What is expected => Reproduce each line exactly, including spacing and punctuation.
___ Dataset entries
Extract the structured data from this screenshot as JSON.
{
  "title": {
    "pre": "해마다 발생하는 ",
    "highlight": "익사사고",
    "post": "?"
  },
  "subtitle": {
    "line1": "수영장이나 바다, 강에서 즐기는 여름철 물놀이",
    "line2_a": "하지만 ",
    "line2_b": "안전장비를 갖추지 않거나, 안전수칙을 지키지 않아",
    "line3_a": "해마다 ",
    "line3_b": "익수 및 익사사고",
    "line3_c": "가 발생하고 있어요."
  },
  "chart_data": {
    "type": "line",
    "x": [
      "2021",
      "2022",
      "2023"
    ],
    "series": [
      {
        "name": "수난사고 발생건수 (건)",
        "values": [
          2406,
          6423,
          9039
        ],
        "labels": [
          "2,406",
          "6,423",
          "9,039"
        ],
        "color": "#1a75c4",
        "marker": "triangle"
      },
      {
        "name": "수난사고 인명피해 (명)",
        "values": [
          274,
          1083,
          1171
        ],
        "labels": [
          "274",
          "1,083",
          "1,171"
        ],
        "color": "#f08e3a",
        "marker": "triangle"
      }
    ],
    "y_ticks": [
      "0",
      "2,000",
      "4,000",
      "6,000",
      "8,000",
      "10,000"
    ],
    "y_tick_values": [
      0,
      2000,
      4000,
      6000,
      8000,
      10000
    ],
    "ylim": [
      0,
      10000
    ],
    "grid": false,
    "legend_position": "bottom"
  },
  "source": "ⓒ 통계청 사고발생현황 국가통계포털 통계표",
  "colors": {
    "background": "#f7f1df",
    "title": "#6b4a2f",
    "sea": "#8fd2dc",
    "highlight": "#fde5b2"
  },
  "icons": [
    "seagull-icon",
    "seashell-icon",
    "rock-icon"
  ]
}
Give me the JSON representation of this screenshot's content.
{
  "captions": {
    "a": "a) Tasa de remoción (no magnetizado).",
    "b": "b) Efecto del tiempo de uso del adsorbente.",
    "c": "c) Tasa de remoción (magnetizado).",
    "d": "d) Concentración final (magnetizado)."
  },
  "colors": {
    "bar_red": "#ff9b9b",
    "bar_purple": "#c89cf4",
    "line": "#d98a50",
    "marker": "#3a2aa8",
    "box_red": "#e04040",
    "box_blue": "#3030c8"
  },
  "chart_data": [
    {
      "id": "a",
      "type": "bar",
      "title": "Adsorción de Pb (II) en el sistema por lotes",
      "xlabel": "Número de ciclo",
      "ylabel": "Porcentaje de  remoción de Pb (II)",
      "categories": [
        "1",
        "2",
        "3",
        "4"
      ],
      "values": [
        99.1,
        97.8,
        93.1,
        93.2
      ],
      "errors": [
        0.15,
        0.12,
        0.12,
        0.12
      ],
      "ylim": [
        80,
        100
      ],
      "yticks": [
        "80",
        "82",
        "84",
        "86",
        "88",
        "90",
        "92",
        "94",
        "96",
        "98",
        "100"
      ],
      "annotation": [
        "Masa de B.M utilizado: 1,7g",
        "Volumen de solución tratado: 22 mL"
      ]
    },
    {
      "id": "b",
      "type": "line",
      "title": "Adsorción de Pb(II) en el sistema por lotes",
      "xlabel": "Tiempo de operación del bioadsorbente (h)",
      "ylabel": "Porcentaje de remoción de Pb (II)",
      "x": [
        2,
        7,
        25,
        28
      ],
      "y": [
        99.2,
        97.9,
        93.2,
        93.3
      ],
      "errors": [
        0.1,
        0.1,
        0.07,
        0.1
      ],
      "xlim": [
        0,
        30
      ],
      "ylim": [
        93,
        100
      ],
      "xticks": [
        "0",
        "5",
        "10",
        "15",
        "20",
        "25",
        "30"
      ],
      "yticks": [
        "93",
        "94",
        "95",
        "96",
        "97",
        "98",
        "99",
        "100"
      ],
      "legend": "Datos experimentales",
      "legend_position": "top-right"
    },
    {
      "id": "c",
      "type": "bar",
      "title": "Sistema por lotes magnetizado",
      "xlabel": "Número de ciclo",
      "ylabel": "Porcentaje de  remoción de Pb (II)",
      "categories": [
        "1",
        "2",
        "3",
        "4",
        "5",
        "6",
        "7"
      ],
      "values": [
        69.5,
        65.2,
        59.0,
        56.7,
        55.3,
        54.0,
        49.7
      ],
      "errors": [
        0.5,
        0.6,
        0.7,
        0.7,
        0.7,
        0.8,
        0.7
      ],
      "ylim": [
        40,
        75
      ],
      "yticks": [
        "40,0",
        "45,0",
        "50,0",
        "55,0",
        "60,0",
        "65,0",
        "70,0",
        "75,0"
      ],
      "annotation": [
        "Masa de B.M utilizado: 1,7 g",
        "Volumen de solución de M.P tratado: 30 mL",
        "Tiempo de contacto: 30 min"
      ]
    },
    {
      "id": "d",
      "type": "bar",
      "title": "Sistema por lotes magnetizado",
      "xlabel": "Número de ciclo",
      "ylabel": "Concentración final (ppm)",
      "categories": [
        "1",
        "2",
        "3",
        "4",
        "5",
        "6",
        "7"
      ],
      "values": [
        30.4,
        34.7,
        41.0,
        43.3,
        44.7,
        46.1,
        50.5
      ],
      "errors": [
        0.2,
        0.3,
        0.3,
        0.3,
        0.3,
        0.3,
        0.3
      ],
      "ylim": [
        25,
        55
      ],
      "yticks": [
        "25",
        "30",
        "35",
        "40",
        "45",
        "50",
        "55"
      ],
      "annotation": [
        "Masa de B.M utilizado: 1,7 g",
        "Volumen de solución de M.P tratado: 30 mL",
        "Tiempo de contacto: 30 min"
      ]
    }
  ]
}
______
Solution for this problem =>
Extract the structured data from this screenshot as JSON.
{
  "title": {
    "pre": "해마다 발생하는 ",
    "highlight": "익사사고",
    "post": "?"
  },
  "subtitle": {
    "line1": "수영장이나 바다, 강에서 즐기는 여름철 물놀이",
    "line2_a": "하지만 ",
    "line2_b": "안전장비를 갖추지 않거나, 안전수칙을 지키지 않아",
    "line3_a": "해마다 ",
    "line3_b": "익수 및 익사사고",
    "line3_c": "가 발생하고 있어요."
  },
  "chart_data": {
    "type": "line",
    "x": [
      "2021",
      "2022",
      "2023"
    ],
    "series": [
      {
        "name": "수난사고 발생건수 (건)",
        "values": [
          2406,
          6423,
          9039
        ],
        "labels": [
          "2,406",
          "6,423",
          "9,039"
        ],
        "color": "#1a75c4",
        "marker": "triangle"
      },
      {
        "name": "수난사고 인명피해 (명)",
        "values": [
          274,
          1083,
          1171
        ],
        "labels": [
          "274",
          "1,083",
          "1,171"
        ],
        "color": "#f08e3a",
        "marker": "triangle"
      }
    ],
    "y_ticks": [
      "0",
      "2,000",
      "4,000",
      "6,000",
      "8,000",
      "10,000"
    ],
    "y_tick_values": [
      0,
      2000,
      4000,
      6000,
      8000,
      10000
    ],
    "ylim": [
      0,
      10000
    ],
    "grid": false,
    "legend_position": "bottom"
  },
  "source": "ⓒ 통계청 사고발생현황 국가통계포털 통계표",
  "colors": {
    "background": "#f7f1df",
    "title": "#6b4a2f",
    "sea": "#8fd2dc",
    "highlight": "#fde5b2"
  },
  "icons": [
    "seagull-icon",
    "seashell-icon",
    "rock-icon"
  ]
}
Give me the JSON representation of this screenshot's content.
{
  "captions": {
    "a": "a) Tasa de remoción (no magnetizado).",
    "b": "b) Efecto del tiempo de uso del adsorbente.",
    "c": "c) Tasa de remoción (magnetizado).",
    "d": "d) Concentración final (magnetizado)."
  },
  "colors": {
    "bar_red": "#ff9b9b",
    "bar_purple": "#c89cf4",
    "line": "#d98a50",
    "marker": "#3a2aa8",
    "box_red": "#e04040",
    "box_blue": "#3030c8"
  },
  "chart_data": [
    {
      "id": "a",
      "type": "bar",
      "title": "Adsorción de Pb (II) en el sistema por lotes",
      "xlabel": "Número de ciclo",
      "ylabel": "Porcentaje de  remoción de Pb (II)",
      "categories": [
        "1",
        "2",
        "3",
        "4"
      ],
      "values": [
        99.1,
        97.8,
        93.1,
        93.2
      ],
      "errors": [
        0.15,
        0.12,
        0.12,
        0.12
      ],
      "ylim": [
        80,
        100
      ],
      "yticks": [
        "80",
        "82",
        "84",
        "86",
        "88",
        "90",
        "92",
        "94",
        "96",
        "98",
        "100"
      ],
      "annotation": [
        "Masa de B.M utilizado: 1,7g",
        "Volumen de solución tratado: 22 mL"
      ]
    },
    {
      "id": "b",
      "type": "line",
      "title": "Adsorción de Pb(II) en el sistema por lotes",
      "xlabel": "Tiempo de operación del bioadsorbente (h)",
      "ylabel": "Porcentaje de remoción de Pb (II)",
      "x": [
        2,
        7,
        25,
        28
      ],
      "y": [
        99.2,
        97.9,
        93.2,
        93.3
      ],
      "errors": [
        0.1,
        0.1,
        0.07,
        0.1
      ],
      "xlim": [
        0,
        30
      ],
      "ylim": [
        93,
        100
      ],
      "xticks": [
        "0",
        "5",
        "10",
        "15",
        "20",
        "25",
        "30"
      ],
      "yticks": [
        "93",
        "94",
        "95",
        "96",
        "97",
        "98",
        "99",
        "100"
      ],
      "legend": "Datos experimentales",
      "legend_position": "top-right"
    },
    {
      "id": "c",
      "type": "bar",
      "title": "Sistema por lotes magnetizado",
      "xlabel": "Número de ciclo",
      "ylabel": "Porcentaje de  remoción de Pb (II)",
      "categories": [
        "1",
        "2",
        "3",
        "4",
        "5",
        "6",
        "7"
      ],
      "values": [
        69.5,
        65.2,
        59.0,
        56.7,
        55.3,
        54.0,
        49.7
      ],
      "errors": [
        0.5,
        0.6,
        0.7,
        0.7,
        0.7,
        0.8,
        0.7
      ],
      "ylim": [
        40,
        75
      ],
      "yticks": [
        "40,0",
        "45,0",
        "50,0",
        "55,0",
        "60,0",
        "65,0",
        "70,0",
        "75,0"
      ],
      "annotation": [
        "Masa de B.M utilizado: 1,7 g",
        "Volumen de solución de M.P tratado: 30 mL",
        "Tiempo de contacto: 30 min"
      ]
    },
    {
      "id": "d",
      "type": "bar",
      "title": "Sistema por lotes magnetizado",
      "xlabel": "Número de ciclo",
      "ylabel": "Concentración final (ppm)",
      "categories": [
        "1",
        "2",
        "3",
        "4",
        "5",
        "6",
        "7"
      ],
      "values": [
        30.4,
        34.7,
        41.0,
        43.3,
        44.7,
        46.1,
        50.5
      ],
      "errors": [
        0.2,
        0.3,
        0.3,
        0.3,
        0.3,
        0.3,
        0.3
      ],
      "ylim": [
        25,
        55
      ],
      "yticks": [
        "25",
        "30",
        "35",
        "40",
        "45",
        "50",
        "55"
      ],
      "annotation": [
        "Masa de B.M utilizado: 1,7 g",
        "Volumen de solución de M.P tratado: 30 mL",
        "Tiempo de contacto: 30 min"
      ]
    }
  ]
}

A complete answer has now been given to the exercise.